TASK OBJECTIVE:
Repeat the entries below exactly as they appear, with no pictures.

EXTRACTED DATA:

>> Start

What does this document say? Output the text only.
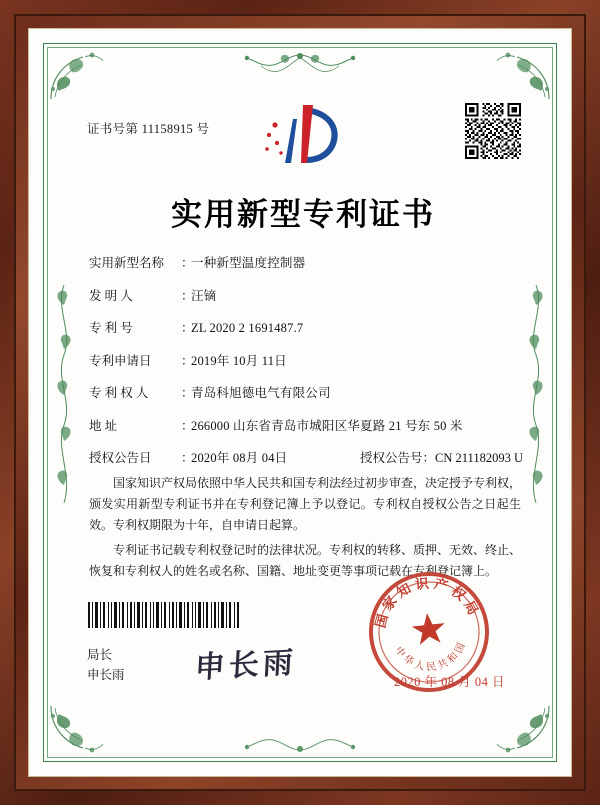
证书号第 11158915 号
实用新型专利证书
实用新型名称	：
一种新型温度控制器
发 明 人	：
汪镝
专 利 号	：
ZL 2020 2 1691487.7
专利申请日	：
2019年 10月 11日
专 利 权 人	：
青岛科旭德电气有限公司
地 址	：
266000 山东省青岛市城阳区华夏路 21 号东 50 米
授权公告日	：
2020年 08月 04日	授权公告号 ： CN 211182093 U

国家知识产权局依照中华人民共和国专利法经过初步审查，决定授予专利权，颁发实用新型专利证书并在专利登记簿上予以登记。专利权自授权公告之日起生效。专利权期限为十年，自申请日起算。

专利证书记载专利权登记时的法律状况。专利权的转移、质押、无效、终止、恢复和专利权人的姓名或名称、国籍、地址变更等事项记载在专利登记簿上。

局长
申长雨 申长雨
国家知识产权局
中华人民共和国
2020 年 08 月 04 日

>> End

SOLUTION:
What does this document say? Output the text only.
证书号第 11158915 号
实用新型专利证书
实用新型名称	：
一种新型温度控制器
发 明 人	：
汪镝
专 利 号	：
ZL 2020 2 1691487.7
专利申请日	：
2019年 10月 11日
专 利 权 人	：
青岛科旭德电气有限公司
地 址	：
266000 山东省青岛市城阳区华夏路 21 号东 50 米
授权公告日	：
2020年 08月 04日	授权公告号 ： CN 211182093 U

国家知识产权局依照中华人民共和国专利法经过初步审查，决定授予专利权，颁发实用新型专利证书并在专利登记簿上予以登记。专利权自授权公告之日起生效。专利权期限为十年，自申请日起算。

专利证书记载专利权登记时的法律状况。专利权的转移、质押、无效、终止、恢复和专利权人的姓名或名称、国籍、地址变更等事项记载在专利登记簿上。

局长
申长雨 申长雨
国家知识产权局
中华人民共和国
2020 年 08 月 04 日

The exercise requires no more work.